#### Requirements
Report how many lines of the records below include the word "name". Give nothing but the number.
** start Exercise data **
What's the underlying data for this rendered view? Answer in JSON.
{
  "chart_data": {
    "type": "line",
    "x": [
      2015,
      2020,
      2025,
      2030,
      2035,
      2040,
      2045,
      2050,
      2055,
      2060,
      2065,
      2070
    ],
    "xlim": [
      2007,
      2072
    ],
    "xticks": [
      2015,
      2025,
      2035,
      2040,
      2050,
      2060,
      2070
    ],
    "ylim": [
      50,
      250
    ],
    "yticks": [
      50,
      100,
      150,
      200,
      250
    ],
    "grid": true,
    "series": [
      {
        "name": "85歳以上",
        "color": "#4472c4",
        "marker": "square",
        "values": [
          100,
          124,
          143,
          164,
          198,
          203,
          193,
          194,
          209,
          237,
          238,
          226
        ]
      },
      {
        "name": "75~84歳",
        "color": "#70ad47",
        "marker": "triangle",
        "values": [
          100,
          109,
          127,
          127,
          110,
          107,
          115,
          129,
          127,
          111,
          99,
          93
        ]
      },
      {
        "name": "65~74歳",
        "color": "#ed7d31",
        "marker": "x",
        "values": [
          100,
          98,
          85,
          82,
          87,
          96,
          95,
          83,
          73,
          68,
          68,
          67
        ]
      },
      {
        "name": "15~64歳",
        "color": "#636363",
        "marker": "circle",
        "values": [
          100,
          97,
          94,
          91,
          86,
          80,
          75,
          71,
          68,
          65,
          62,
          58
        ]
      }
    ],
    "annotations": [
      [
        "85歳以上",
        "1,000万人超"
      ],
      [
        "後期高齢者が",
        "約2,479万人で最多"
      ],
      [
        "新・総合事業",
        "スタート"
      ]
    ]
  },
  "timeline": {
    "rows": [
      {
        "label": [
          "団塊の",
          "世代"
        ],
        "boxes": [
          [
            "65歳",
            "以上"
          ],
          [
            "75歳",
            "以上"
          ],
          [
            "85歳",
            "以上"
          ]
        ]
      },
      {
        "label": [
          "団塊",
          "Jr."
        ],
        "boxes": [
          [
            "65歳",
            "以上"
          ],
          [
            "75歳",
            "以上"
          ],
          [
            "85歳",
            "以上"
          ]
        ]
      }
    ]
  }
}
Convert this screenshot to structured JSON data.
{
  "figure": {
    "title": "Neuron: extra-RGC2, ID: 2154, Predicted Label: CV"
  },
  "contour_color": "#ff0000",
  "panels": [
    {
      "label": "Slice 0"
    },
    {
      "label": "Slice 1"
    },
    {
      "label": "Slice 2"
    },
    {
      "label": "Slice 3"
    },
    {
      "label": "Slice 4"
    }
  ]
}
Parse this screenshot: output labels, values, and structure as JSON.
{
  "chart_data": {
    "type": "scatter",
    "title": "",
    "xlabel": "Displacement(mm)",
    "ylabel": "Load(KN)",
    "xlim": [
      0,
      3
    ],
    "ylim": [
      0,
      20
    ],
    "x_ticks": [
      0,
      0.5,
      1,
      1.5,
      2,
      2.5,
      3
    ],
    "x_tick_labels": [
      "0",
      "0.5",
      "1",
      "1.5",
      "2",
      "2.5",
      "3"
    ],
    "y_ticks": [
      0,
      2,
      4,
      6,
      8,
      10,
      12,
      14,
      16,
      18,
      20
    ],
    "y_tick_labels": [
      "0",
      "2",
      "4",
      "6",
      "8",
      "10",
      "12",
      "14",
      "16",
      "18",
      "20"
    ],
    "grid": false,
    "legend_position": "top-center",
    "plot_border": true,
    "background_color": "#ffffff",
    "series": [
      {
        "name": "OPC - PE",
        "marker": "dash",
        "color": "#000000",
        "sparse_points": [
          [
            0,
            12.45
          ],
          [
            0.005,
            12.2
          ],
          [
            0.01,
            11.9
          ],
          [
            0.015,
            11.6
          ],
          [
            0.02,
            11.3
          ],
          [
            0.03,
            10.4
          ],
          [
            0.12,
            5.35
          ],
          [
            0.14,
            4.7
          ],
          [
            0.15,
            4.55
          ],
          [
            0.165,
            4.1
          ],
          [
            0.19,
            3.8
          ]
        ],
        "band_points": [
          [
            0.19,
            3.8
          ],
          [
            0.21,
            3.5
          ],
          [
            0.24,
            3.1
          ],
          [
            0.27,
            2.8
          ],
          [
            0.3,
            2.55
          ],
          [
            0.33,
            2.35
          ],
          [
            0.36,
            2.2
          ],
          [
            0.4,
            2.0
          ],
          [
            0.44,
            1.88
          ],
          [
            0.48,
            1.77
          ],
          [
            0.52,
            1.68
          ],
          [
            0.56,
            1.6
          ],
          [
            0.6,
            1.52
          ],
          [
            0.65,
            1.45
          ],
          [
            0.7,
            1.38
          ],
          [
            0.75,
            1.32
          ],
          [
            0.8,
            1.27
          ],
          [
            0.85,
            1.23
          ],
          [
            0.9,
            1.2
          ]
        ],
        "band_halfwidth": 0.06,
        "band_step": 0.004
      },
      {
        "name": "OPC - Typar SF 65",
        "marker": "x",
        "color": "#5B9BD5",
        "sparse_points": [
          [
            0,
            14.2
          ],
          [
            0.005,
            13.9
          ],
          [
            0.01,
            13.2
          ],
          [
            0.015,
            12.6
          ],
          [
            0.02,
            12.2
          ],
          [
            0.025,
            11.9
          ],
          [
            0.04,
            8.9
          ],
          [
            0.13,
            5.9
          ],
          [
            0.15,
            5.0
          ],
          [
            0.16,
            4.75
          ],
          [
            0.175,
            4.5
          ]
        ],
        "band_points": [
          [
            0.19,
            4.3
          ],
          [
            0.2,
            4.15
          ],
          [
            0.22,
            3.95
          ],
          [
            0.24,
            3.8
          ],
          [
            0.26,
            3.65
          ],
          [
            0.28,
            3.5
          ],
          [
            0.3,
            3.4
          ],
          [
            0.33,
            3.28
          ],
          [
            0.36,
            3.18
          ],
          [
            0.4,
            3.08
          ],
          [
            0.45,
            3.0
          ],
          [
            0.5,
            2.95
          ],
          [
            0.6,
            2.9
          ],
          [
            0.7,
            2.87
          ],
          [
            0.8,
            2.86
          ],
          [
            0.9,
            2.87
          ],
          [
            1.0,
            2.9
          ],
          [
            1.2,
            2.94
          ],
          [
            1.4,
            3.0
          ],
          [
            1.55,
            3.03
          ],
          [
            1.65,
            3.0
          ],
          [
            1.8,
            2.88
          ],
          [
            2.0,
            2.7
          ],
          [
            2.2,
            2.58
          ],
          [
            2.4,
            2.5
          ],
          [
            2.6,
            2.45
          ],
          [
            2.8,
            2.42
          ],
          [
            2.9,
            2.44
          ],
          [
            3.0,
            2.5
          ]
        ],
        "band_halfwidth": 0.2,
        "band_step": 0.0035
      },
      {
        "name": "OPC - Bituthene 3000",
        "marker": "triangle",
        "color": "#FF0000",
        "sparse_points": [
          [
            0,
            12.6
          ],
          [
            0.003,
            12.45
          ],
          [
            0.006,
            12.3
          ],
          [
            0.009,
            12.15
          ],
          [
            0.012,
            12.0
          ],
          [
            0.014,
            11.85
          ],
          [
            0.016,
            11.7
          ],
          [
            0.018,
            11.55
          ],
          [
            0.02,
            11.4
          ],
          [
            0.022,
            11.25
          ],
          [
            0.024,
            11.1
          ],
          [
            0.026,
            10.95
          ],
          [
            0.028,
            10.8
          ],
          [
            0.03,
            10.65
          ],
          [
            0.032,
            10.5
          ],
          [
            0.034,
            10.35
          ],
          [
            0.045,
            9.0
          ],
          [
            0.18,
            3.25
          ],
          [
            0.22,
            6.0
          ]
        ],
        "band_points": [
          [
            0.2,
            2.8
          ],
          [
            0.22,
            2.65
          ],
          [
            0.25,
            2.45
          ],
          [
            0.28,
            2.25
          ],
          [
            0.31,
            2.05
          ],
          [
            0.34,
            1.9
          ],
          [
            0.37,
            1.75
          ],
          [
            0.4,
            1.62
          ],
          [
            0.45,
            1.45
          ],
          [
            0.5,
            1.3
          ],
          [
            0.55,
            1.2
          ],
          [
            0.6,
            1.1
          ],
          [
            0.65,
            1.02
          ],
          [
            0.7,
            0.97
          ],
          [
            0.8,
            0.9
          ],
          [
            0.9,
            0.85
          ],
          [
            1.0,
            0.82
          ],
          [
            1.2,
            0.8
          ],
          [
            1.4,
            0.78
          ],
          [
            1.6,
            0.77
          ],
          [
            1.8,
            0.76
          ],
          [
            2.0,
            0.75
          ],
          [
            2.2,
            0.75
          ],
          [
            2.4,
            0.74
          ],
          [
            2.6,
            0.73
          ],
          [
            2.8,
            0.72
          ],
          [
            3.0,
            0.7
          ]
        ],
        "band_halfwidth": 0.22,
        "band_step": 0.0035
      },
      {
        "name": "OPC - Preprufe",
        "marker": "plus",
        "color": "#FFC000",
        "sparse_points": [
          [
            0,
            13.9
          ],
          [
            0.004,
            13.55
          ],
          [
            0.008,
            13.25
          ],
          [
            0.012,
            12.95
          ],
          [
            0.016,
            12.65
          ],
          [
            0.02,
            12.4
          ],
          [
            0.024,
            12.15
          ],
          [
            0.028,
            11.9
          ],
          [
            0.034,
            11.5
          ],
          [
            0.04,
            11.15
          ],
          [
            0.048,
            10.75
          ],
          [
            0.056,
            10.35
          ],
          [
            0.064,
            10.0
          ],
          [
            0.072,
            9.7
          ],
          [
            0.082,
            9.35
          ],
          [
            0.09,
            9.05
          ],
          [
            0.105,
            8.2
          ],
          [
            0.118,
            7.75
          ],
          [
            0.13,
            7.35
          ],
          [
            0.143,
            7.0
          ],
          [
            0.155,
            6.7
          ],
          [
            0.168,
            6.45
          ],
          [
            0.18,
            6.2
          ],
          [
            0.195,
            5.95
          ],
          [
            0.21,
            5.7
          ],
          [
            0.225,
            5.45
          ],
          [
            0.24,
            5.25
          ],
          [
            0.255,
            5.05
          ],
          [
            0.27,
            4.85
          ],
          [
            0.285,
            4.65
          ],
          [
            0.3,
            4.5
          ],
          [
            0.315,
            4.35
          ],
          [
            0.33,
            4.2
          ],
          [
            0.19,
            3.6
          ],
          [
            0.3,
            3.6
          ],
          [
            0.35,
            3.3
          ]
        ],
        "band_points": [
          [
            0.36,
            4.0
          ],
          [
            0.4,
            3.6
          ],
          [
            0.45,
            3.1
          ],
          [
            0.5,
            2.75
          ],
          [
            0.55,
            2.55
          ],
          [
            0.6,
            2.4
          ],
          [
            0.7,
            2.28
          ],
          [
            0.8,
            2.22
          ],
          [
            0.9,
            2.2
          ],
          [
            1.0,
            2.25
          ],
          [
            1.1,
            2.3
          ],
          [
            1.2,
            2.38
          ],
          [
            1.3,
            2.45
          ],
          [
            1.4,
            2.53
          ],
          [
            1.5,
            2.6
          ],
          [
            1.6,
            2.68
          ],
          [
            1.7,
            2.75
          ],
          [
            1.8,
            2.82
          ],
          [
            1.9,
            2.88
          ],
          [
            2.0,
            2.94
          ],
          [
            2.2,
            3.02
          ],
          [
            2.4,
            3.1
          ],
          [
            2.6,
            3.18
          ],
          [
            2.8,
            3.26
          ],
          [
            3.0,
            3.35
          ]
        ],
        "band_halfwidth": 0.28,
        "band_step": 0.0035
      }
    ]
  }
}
** end Exercise data **
#### Correct answer
8